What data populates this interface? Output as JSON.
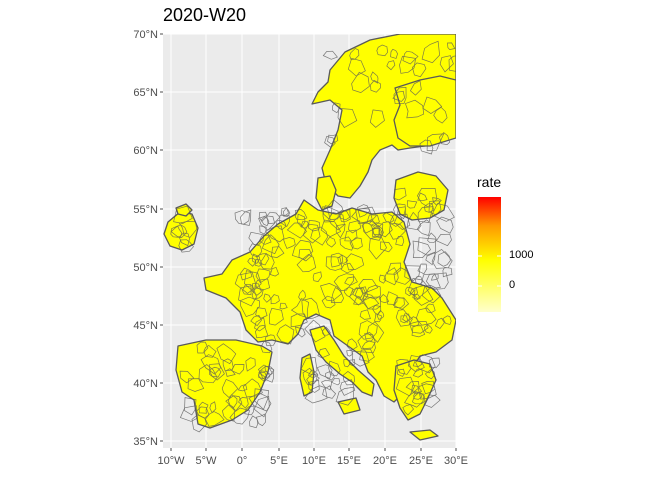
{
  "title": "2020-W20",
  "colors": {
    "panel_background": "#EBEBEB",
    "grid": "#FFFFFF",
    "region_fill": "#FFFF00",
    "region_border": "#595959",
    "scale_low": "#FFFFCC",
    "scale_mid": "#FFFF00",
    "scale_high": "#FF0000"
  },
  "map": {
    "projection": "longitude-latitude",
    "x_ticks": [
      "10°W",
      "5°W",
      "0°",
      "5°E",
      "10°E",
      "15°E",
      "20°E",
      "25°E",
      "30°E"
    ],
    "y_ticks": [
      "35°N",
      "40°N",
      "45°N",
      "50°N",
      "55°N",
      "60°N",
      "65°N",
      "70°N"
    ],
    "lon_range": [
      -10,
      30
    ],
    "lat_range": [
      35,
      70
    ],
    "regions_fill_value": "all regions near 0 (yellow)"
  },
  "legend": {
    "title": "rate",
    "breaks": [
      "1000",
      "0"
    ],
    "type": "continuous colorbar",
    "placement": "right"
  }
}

---

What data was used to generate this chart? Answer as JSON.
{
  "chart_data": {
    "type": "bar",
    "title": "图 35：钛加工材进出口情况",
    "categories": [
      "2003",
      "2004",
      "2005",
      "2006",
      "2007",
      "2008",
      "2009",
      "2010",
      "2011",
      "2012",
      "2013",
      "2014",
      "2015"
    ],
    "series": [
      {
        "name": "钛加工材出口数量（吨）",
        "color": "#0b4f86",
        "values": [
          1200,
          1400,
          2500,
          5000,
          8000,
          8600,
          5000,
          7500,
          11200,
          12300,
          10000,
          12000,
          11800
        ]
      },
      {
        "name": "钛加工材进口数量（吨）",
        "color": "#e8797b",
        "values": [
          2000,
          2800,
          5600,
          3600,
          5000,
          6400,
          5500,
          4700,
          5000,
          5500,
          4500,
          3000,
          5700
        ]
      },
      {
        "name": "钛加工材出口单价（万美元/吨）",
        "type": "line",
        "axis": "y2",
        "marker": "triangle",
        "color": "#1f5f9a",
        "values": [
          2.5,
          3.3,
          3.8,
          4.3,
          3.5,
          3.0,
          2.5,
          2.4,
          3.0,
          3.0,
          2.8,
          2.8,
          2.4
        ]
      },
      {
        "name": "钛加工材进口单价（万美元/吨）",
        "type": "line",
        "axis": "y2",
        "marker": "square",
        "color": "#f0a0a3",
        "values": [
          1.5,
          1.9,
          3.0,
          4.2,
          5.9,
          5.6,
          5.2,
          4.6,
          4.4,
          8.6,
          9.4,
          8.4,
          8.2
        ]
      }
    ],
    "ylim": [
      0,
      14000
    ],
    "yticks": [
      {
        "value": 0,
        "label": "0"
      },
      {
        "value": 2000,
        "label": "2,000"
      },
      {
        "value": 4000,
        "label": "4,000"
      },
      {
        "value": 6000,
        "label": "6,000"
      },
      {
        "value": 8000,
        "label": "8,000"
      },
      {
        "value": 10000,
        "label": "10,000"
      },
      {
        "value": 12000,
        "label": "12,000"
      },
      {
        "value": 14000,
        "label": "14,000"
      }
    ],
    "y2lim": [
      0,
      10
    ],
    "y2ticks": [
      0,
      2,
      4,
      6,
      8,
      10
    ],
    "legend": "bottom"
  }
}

==

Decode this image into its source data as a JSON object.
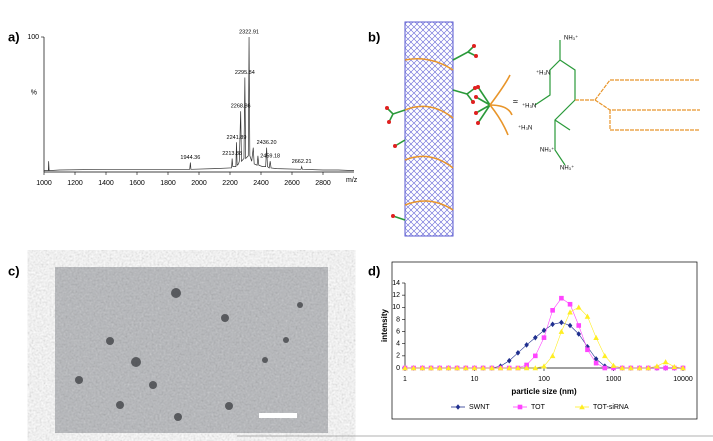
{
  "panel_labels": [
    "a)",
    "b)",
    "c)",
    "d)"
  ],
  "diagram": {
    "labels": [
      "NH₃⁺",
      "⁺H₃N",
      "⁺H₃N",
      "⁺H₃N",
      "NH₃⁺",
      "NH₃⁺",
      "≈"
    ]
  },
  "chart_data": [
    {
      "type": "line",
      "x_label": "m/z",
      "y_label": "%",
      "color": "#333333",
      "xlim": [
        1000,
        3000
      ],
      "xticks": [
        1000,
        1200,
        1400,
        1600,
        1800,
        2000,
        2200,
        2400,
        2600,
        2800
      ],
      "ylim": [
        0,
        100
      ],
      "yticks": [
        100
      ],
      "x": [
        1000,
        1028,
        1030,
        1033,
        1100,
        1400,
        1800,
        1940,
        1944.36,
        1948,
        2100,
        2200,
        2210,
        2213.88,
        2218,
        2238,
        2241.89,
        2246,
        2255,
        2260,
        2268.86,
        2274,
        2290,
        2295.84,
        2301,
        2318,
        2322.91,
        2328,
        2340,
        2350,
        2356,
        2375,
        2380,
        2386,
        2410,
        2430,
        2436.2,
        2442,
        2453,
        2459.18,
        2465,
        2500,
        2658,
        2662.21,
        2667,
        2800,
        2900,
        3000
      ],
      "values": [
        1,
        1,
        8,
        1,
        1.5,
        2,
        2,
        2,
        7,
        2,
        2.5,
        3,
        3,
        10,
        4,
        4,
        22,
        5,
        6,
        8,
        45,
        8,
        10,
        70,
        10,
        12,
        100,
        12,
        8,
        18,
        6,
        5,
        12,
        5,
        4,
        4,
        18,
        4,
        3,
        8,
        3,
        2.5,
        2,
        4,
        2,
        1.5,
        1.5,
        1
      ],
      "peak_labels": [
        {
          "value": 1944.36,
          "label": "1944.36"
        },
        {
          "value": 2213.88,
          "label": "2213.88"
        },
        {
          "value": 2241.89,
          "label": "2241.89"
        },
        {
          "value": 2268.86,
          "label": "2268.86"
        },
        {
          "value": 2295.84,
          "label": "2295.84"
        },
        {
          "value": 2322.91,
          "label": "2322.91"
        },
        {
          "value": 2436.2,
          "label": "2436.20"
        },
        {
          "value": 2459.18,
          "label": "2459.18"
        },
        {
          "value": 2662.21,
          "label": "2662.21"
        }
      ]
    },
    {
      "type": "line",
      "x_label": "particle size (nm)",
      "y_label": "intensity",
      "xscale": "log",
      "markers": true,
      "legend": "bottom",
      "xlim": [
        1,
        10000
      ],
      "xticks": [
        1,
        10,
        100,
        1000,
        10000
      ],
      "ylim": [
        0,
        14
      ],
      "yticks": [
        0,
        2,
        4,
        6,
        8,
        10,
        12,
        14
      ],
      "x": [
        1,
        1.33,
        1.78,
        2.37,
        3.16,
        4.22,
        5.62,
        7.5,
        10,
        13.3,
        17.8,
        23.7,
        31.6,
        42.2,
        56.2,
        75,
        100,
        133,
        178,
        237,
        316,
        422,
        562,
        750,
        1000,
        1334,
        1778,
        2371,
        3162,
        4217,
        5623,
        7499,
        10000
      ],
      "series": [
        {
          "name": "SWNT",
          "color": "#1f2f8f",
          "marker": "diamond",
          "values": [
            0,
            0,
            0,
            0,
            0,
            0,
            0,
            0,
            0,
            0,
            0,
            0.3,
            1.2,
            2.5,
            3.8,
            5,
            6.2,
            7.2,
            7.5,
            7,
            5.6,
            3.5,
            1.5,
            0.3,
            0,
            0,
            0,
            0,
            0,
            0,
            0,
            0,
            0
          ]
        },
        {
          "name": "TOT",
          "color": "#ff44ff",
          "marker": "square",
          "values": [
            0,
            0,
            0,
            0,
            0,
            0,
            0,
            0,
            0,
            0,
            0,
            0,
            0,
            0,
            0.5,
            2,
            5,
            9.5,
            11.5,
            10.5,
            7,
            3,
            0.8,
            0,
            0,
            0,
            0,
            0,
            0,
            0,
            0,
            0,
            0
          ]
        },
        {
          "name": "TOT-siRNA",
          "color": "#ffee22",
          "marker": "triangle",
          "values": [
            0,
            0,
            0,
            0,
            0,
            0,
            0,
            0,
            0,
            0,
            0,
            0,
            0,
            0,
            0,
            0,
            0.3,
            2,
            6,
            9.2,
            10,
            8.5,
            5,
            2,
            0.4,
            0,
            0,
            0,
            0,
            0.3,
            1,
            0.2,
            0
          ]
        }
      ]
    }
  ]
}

## Work to do
Keep only those lines of the records that hold "title", and return them.

## Result of the exercise
  "title": "2020-W20",
    "title": "rate",
    "title": "图 35：钛加工材进出口情况",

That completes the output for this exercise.